▶ Short exercise
Repeat every line below exactly, word for word.
----
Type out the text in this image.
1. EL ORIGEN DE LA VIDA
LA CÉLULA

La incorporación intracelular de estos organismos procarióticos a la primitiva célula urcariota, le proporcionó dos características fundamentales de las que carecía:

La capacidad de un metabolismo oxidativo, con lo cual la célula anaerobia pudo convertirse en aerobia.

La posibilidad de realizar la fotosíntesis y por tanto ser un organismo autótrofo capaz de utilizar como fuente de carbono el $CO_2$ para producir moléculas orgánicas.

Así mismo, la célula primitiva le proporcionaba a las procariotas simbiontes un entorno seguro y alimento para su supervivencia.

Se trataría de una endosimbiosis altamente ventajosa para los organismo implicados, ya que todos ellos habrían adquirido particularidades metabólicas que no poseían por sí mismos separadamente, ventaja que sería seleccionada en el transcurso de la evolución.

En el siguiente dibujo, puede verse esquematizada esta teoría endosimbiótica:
----
▶ Final result
Type out the text in this image.
1. EL ORIGEN DE LA VIDA
LA CÉLULA

La incorporación intracelular de estos organismos procarióticos a la primitiva célula urcariota, le proporcionó dos características fundamentales de las que carecía:

La capacidad de un metabolismo oxidativo, con lo cual la célula anaerobia pudo convertirse en aerobia.

La posibilidad de realizar la fotosíntesis y por tanto ser un organismo autótrofo capaz de utilizar como fuente de carbono el $CO_2$ para producir moléculas orgánicas.

Así mismo, la célula primitiva le proporcionaba a las procariotas simbiontes un entorno seguro y alimento para su supervivencia.

Se trataría de una endosimbiosis altamente ventajosa para los organismo implicados, ya que todos ellos habrían adquirido particularidades metabólicas que no poseían por sí mismos separadamente, ventaja que sería seleccionada en el transcurso de la evolución.

En el siguiente dibujo, puede verse esquematizada esta teoría endosimbiótica:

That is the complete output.